Brief ▸ Leave the pictures out and quote only the lines from the one with "Give me a plain-text" down to the end of the listing below.

Rows ▸
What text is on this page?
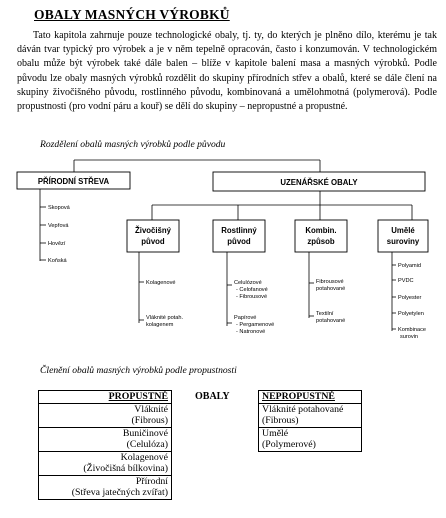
OBALY MASNÝCH VÝROBKŮ
Tato kapitola zahrnuje pouze technologické obaly, tj. ty, do kterých je plněno dílo, kterému je tak dáván tvar typický pro výrobek a je v něm tepelně opracován, často i konzumován. V technologickém obalu může být výrobek také dále balen – blíže v kapitole balení masa a masných výrobků. Podle původu lze obaly masných výrobků rozdělit do skupiny přírodních střev a obalů, které se dále člení na skupiny živočišného původu, rostlinného původu, kombinovaná a umělohmotná (polymerová). Podle propustnosti (pro vodní páru a kouř) se dělí do skupiny – nepropustné a propustné.
Rozdělení obalů masných výrobků podle původu
PŘÍRODNÍ STŘEVA	UZENÁŘSKÉ OBALY
Živočišný
původ
Rostlinný
původ
Kombin.
způsob
Umělé
suroviny
Skopová
Vepřová
Hovězí
Koňská
Kolagenové
Vláknité potah.
kolagenem
Celulózové
- Celofanové
- Fibrousové
Papírové
- Pergamenové
- Natronové
Fibrousové
potahované
Textilní
potahované
Polyamid
PVDC
Polyester
Polyetylen
Kombinace
surovin
Členění obalů masných výrobků podle propustnosti
PROPUSTNÉ
Vláknité
(Fibrous)
Buničinové
(Celulóza)
Kolagenové
(Živočišná bílkovina)
Přírodní
(Střeva jatečných zvířat)
OBALY	NEPROPUSTNÉ
Vláknité potahované
(Fibrous)
Umělé
(Polymerové)
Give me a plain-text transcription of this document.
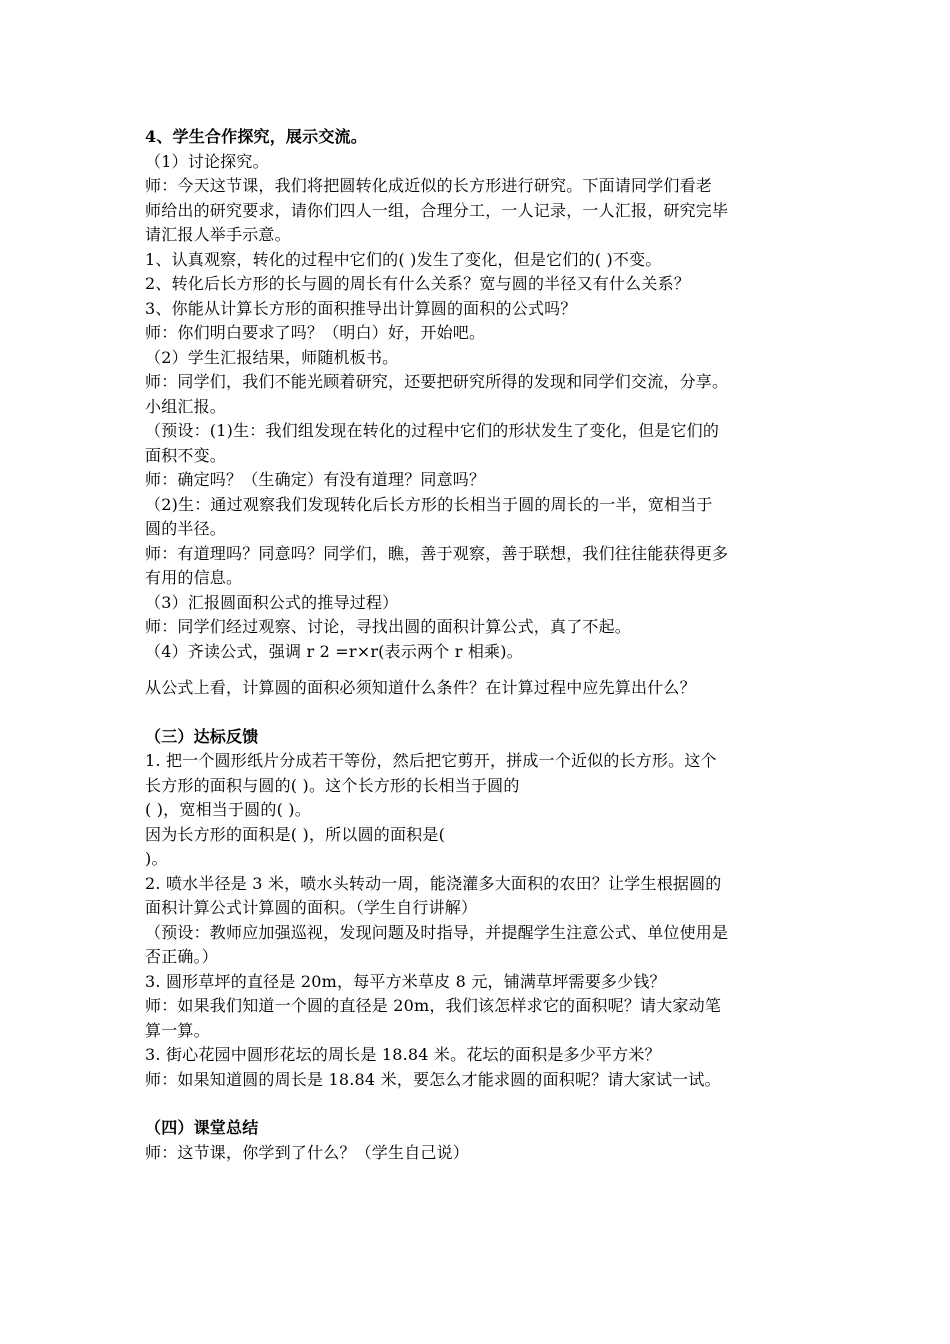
4、学生合作探究，展示交流。
（1）讨论探究。
师：今天这节课，我们将把圆转化成近似的长方形进行研究。下面请同学们看老
师给出的研究要求，请你们四人一组，合理分工，一人记录，一人汇报，研究完毕
请汇报人举手示意。
1、认真观察，转化的过程中它们的( )发生了变化，但是它们的( )不变。
2、转化后长方形的长与圆的周长有什么关系？宽与圆的半径又有什么关系？
3、你能从计算长方形的面积推导出计算圆的面积的公式吗？
师：你们明白要求了吗？（明白）好，开始吧。
（2）学生汇报结果，师随机板书。
师：同学们，我们不能光顾着研究，还要把研究所得的发现和同学们交流，分享。
小组汇报。
（预设：(1)生：我们组发现在转化的过程中它们的形状发生了变化，但是它们的
面积不变。
师：确定吗？（生确定）有没有道理？同意吗？
（2)生：通过观察我们发现转化后长方形的长相当于圆的周长的一半，宽相当于
圆的半径。
师：有道理吗？同意吗？同学们，瞧，善于观察，善于联想，我们往往能获得更多
有用的信息。
（3）汇报圆面积公式的推导过程）
师：同学们经过观察、讨论，寻找出圆的面积计算公式，真了不起。
（4）齐读公式，强调 r 2 =r×r(表示两个 r 相乘)。
从公式上看，计算圆的面积必须知道什么条件？在计算过程中应先算出什么？
（三）达标反馈
1. 把一个圆形纸片分成若干等份，然后把它剪开，拼成一个近似的长方形。这个
长方形的面积与圆的( )。这个长方形的长相当于圆的
( )，宽相当于圆的( )。
因为长方形的面积是( )，所以圆的面积是(
)。
2. 喷水半径是 3 米，喷水头转动一周，能浇灌多大面积的农田？让学生根据圆的
面积计算公式计算圆的面积。（学生自行讲解）
（预设：教师应加强巡视，发现问题及时指导，并提醒学生注意公式、单位使用是
否正确。）
3. 圆形草坪的直径是 20m，每平方米草皮 8 元，铺满草坪需要多少钱？
师：如果我们知道一个圆的直径是 20m，我们该怎样求它的面积呢？请大家动笔
算一算。
3. 街心花园中圆形花坛的周长是 18.84 米。花坛的面积是多少平方米？
师：如果知道圆的周长是 18.84 米，要怎么才能求圆的面积呢？请大家试一试。
（四）课堂总结
师：这节课，你学到了什么？（学生自己说）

Solution to this problem ▸
Give me a plain-text transcription of this document.
4、学生合作探究，展示交流。
（1）讨论探究。
师：今天这节课，我们将把圆转化成近似的长方形进行研究。下面请同学们看老
师给出的研究要求，请你们四人一组，合理分工，一人记录，一人汇报，研究完毕
请汇报人举手示意。
1、认真观察，转化的过程中它们的( )发生了变化，但是它们的( )不变。
2、转化后长方形的长与圆的周长有什么关系？宽与圆的半径又有什么关系？
3、你能从计算长方形的面积推导出计算圆的面积的公式吗？
师：你们明白要求了吗？（明白）好，开始吧。
（2）学生汇报结果，师随机板书。
师：同学们，我们不能光顾着研究，还要把研究所得的发现和同学们交流，分享。
小组汇报。
（预设：(1)生：我们组发现在转化的过程中它们的形状发生了变化，但是它们的
面积不变。
师：确定吗？（生确定）有没有道理？同意吗？
（2)生：通过观察我们发现转化后长方形的长相当于圆的周长的一半，宽相当于
圆的半径。
师：有道理吗？同意吗？同学们，瞧，善于观察，善于联想，我们往往能获得更多
有用的信息。
（3）汇报圆面积公式的推导过程）
师：同学们经过观察、讨论，寻找出圆的面积计算公式，真了不起。
（4）齐读公式，强调 r 2 =r×r(表示两个 r 相乘)。
从公式上看，计算圆的面积必须知道什么条件？在计算过程中应先算出什么？
（三）达标反馈
1. 把一个圆形纸片分成若干等份，然后把它剪开，拼成一个近似的长方形。这个
长方形的面积与圆的( )。这个长方形的长相当于圆的
( )，宽相当于圆的( )。
因为长方形的面积是( )，所以圆的面积是(
)。
2. 喷水半径是 3 米，喷水头转动一周，能浇灌多大面积的农田？让学生根据圆的
面积计算公式计算圆的面积。（学生自行讲解）
（预设：教师应加强巡视，发现问题及时指导，并提醒学生注意公式、单位使用是
否正确。）
3. 圆形草坪的直径是 20m，每平方米草皮 8 元，铺满草坪需要多少钱？
师：如果我们知道一个圆的直径是 20m，我们该怎样求它的面积呢？请大家动笔
算一算。
3. 街心花园中圆形花坛的周长是 18.84 米。花坛的面积是多少平方米？
师：如果知道圆的周长是 18.84 米，要怎么才能求圆的面积呢？请大家试一试。
（四）课堂总结
师：这节课，你学到了什么？（学生自己说）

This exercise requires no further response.